§ **EXERCISE**
Filter the records below down to lines containing "image".

Items from a figure collection:
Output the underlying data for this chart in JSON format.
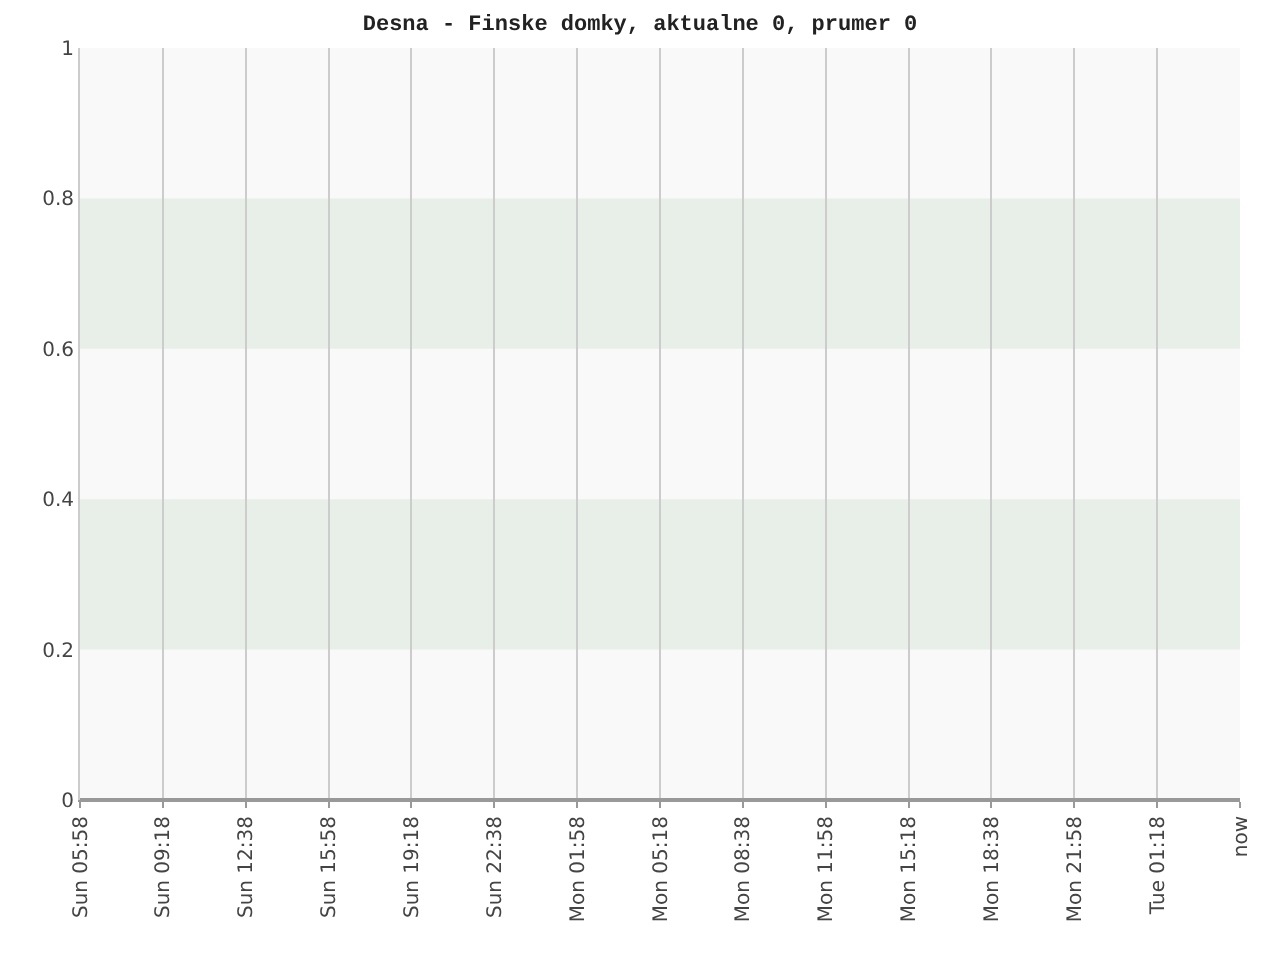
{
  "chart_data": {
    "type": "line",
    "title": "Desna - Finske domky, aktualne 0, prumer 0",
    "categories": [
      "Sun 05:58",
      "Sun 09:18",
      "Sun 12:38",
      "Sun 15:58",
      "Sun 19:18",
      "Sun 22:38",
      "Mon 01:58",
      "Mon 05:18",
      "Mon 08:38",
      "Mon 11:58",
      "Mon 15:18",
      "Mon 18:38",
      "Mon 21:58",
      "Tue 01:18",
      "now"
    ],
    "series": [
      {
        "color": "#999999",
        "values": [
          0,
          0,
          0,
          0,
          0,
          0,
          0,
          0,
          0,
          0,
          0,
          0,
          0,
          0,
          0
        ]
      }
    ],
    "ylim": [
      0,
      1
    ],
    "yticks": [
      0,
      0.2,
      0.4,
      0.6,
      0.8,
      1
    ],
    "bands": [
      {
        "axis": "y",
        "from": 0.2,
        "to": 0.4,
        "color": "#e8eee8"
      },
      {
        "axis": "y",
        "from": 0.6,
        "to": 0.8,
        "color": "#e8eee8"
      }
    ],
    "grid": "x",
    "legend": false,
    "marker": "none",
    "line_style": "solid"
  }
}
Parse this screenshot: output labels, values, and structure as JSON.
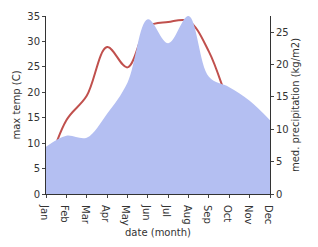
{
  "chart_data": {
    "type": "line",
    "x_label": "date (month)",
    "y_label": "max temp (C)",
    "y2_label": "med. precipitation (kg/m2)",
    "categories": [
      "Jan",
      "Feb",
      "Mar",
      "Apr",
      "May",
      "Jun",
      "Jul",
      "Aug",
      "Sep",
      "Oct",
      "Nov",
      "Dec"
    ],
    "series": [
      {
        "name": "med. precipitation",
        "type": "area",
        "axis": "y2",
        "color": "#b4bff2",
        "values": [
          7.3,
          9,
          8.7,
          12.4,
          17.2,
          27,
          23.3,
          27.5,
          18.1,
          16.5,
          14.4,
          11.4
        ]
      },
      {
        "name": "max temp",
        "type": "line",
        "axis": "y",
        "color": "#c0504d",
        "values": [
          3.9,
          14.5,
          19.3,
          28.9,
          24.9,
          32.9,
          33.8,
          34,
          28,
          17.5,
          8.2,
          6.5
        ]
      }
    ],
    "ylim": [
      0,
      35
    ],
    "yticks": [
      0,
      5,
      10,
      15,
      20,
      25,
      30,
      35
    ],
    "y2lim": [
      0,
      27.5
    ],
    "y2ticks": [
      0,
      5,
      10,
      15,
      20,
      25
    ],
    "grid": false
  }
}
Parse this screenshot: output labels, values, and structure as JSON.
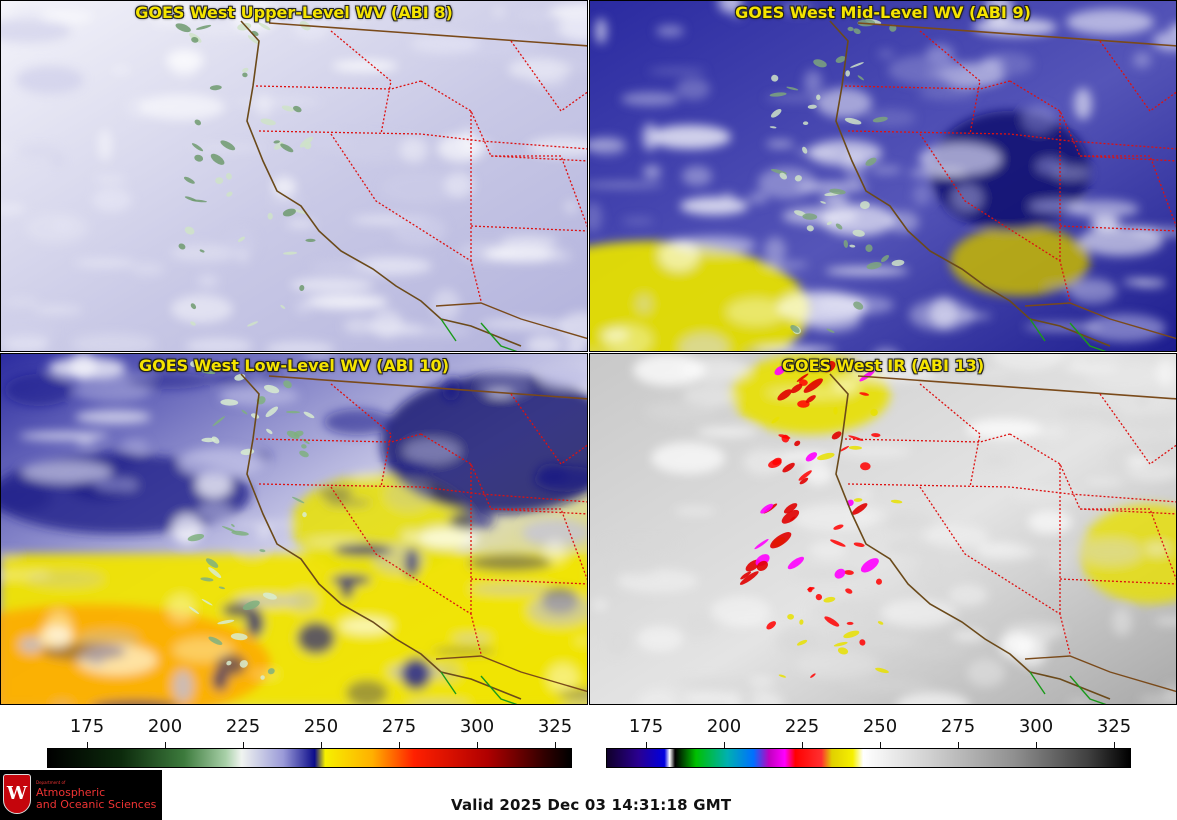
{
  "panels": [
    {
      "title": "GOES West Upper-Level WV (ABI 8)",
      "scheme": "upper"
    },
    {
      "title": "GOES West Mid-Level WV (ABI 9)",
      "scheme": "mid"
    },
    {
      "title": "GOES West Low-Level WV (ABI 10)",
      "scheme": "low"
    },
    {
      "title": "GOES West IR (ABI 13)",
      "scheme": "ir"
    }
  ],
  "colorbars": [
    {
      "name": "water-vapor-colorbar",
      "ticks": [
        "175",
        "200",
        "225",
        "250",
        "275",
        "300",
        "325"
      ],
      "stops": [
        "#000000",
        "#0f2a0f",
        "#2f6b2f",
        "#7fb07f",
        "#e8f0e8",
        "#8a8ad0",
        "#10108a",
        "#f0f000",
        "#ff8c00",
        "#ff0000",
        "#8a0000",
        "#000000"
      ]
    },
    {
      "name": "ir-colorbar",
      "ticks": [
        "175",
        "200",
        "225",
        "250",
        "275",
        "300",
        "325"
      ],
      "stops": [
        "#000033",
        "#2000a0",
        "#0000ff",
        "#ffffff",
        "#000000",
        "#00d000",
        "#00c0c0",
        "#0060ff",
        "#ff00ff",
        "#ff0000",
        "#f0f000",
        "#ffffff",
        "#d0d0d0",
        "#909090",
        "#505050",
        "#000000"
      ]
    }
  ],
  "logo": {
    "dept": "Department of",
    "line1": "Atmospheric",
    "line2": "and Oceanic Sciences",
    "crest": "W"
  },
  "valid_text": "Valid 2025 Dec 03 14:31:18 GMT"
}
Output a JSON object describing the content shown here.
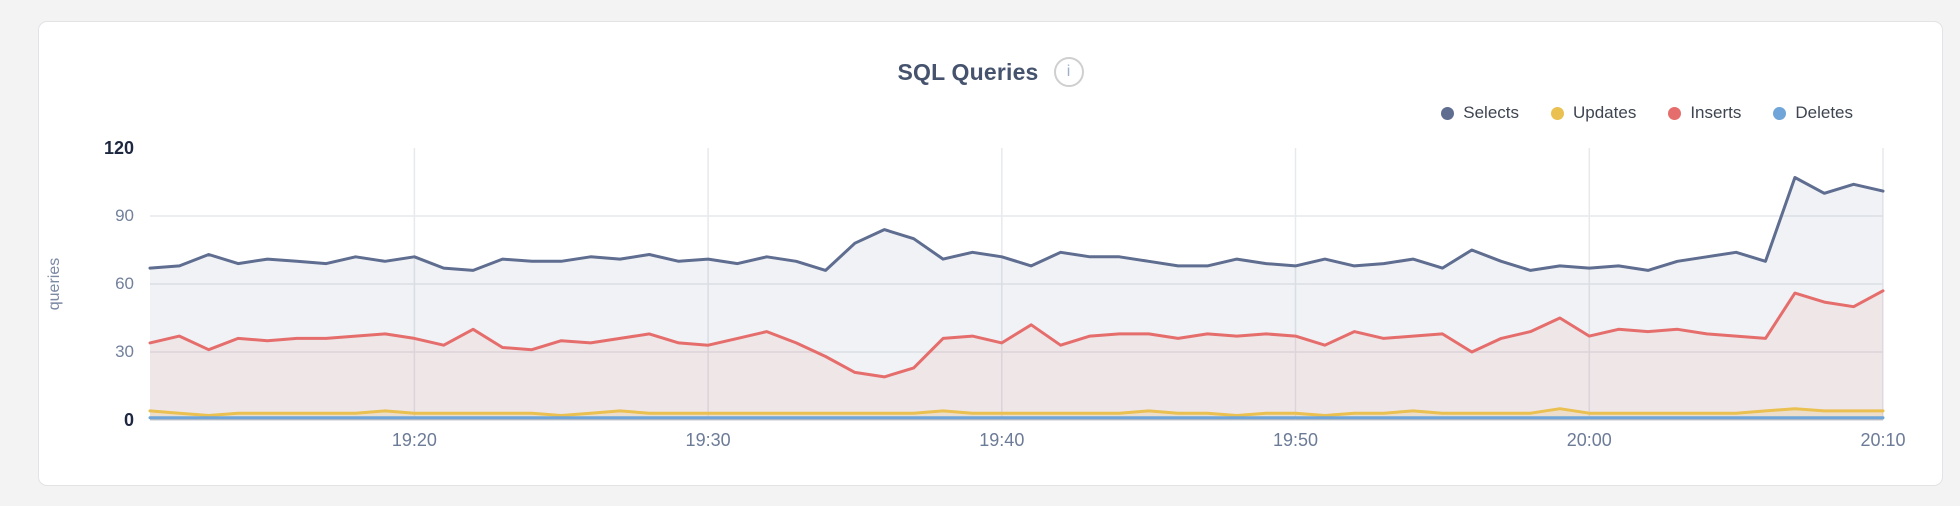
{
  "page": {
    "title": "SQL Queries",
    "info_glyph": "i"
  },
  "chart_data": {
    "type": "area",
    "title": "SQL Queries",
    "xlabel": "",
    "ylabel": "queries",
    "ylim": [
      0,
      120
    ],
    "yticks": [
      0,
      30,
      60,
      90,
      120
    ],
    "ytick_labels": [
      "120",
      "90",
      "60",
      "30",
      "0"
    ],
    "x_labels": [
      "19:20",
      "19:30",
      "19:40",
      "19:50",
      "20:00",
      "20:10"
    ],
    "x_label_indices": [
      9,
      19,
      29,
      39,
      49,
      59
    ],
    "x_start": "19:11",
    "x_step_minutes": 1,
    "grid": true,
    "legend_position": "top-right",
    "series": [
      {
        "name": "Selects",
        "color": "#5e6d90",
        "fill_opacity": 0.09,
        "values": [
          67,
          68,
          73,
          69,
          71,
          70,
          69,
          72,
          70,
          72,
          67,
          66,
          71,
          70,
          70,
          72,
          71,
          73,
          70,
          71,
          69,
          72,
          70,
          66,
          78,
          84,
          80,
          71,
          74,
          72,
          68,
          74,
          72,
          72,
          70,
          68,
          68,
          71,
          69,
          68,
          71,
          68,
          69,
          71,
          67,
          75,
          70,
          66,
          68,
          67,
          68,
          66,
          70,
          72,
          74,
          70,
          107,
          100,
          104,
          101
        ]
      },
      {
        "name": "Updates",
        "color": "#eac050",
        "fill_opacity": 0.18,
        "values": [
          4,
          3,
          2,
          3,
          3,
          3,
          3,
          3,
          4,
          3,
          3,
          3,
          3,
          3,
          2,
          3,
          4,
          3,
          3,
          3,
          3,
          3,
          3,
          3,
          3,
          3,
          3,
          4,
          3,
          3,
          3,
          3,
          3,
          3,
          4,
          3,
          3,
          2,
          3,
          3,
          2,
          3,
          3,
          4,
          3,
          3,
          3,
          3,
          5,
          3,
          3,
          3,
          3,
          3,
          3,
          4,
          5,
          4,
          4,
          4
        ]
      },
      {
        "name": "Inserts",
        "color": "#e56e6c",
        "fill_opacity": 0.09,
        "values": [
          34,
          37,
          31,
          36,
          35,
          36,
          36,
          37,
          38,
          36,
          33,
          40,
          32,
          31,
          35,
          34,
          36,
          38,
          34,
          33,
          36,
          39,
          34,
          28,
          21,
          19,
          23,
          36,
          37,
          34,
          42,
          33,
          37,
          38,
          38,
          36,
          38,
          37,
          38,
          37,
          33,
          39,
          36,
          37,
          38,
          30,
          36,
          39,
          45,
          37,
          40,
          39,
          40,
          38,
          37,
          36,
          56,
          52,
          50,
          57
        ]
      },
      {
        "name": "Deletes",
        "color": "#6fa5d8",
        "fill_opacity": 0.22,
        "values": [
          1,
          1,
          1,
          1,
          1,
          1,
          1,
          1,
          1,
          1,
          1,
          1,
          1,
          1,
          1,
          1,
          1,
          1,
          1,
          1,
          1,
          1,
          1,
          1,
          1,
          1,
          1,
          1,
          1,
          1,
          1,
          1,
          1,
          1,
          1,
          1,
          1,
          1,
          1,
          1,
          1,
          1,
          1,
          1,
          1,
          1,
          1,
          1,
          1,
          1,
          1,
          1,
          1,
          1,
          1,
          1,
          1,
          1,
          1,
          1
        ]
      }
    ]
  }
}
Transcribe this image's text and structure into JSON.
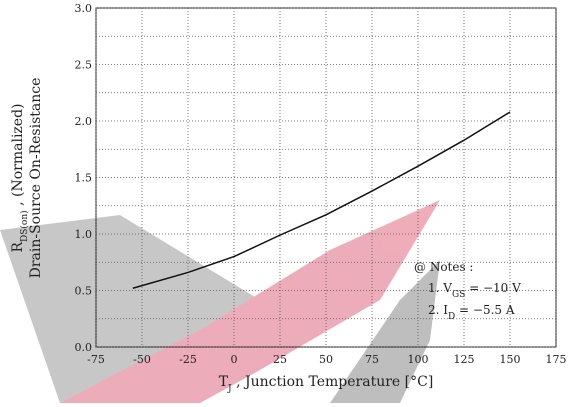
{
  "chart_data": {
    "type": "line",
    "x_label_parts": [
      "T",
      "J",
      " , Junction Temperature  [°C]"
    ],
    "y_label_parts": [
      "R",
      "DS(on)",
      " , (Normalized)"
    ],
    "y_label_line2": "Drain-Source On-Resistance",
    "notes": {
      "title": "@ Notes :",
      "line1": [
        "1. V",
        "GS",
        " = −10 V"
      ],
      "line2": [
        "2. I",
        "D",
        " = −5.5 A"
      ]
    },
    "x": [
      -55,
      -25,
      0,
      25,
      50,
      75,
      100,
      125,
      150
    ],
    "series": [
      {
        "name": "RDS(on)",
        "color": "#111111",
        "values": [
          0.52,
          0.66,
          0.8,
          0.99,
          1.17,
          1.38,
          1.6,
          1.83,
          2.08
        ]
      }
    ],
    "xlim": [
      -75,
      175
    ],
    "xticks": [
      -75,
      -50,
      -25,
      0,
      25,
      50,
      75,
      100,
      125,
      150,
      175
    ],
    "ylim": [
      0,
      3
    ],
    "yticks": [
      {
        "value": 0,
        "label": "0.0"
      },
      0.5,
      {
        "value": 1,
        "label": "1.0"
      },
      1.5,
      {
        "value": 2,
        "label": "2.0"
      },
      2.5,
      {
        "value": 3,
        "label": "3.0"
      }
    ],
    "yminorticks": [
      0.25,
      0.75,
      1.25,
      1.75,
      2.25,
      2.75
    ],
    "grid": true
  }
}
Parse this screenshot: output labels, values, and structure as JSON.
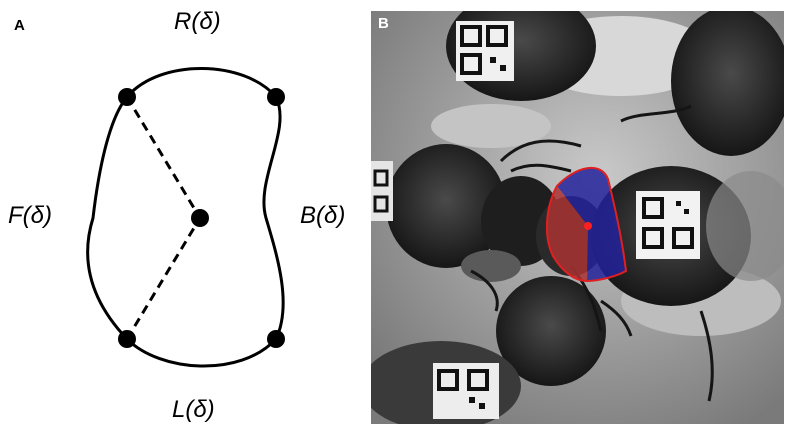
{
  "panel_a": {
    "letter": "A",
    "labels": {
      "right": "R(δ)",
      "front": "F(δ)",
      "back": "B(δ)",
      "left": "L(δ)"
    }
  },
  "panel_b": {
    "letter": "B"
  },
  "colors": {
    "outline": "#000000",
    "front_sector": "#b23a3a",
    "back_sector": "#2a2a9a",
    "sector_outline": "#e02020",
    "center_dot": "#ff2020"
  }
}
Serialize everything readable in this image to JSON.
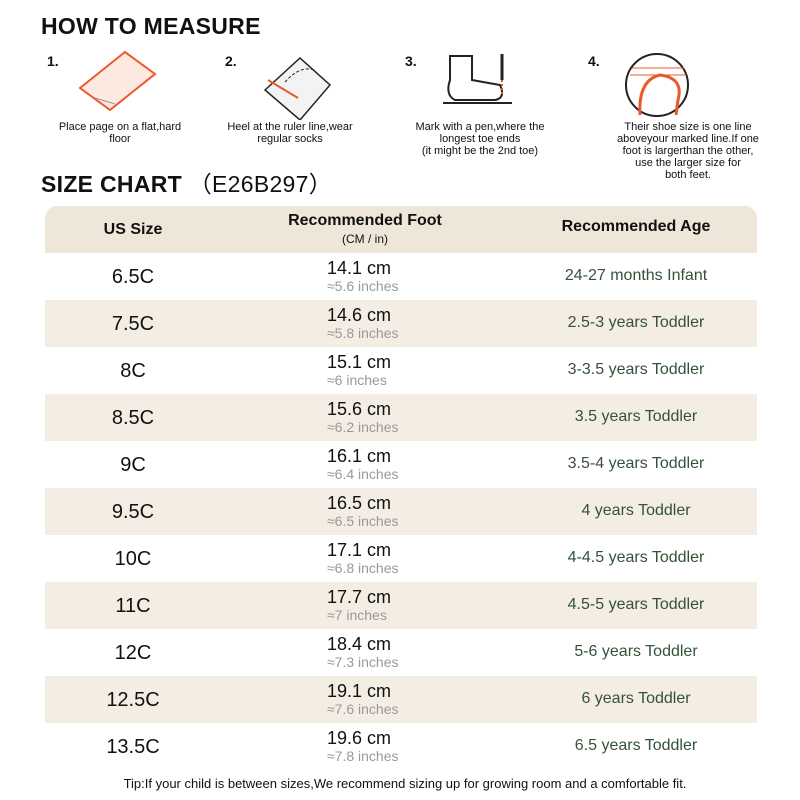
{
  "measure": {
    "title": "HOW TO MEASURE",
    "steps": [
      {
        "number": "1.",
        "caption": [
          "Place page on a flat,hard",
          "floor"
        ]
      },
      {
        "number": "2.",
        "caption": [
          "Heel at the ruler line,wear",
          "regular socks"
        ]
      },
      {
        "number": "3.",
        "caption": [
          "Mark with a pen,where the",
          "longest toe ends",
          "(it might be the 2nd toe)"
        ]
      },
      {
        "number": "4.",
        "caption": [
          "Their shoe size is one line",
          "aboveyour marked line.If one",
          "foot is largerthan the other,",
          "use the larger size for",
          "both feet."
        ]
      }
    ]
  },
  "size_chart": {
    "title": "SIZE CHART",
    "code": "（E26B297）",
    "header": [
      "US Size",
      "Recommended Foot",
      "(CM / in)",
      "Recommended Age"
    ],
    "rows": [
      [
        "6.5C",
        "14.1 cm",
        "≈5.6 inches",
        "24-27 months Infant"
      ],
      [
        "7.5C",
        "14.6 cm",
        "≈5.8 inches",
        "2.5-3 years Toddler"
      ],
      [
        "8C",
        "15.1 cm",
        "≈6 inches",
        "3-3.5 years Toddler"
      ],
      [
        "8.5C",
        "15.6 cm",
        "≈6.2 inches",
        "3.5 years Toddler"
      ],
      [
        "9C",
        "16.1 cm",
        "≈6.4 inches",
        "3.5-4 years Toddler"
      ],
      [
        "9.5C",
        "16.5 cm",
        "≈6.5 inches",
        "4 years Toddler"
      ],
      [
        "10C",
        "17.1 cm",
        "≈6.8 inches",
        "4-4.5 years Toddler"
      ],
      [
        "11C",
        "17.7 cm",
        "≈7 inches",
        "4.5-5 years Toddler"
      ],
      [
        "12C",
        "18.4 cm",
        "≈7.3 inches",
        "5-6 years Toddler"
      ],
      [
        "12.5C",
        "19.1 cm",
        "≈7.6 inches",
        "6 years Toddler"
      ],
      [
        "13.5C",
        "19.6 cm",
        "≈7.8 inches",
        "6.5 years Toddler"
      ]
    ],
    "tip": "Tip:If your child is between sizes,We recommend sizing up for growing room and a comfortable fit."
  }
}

§ **COMPLETE OUTPUT**
Transcribe this image's text and structure into JSON.
Serialize everything readable in this image to JSON.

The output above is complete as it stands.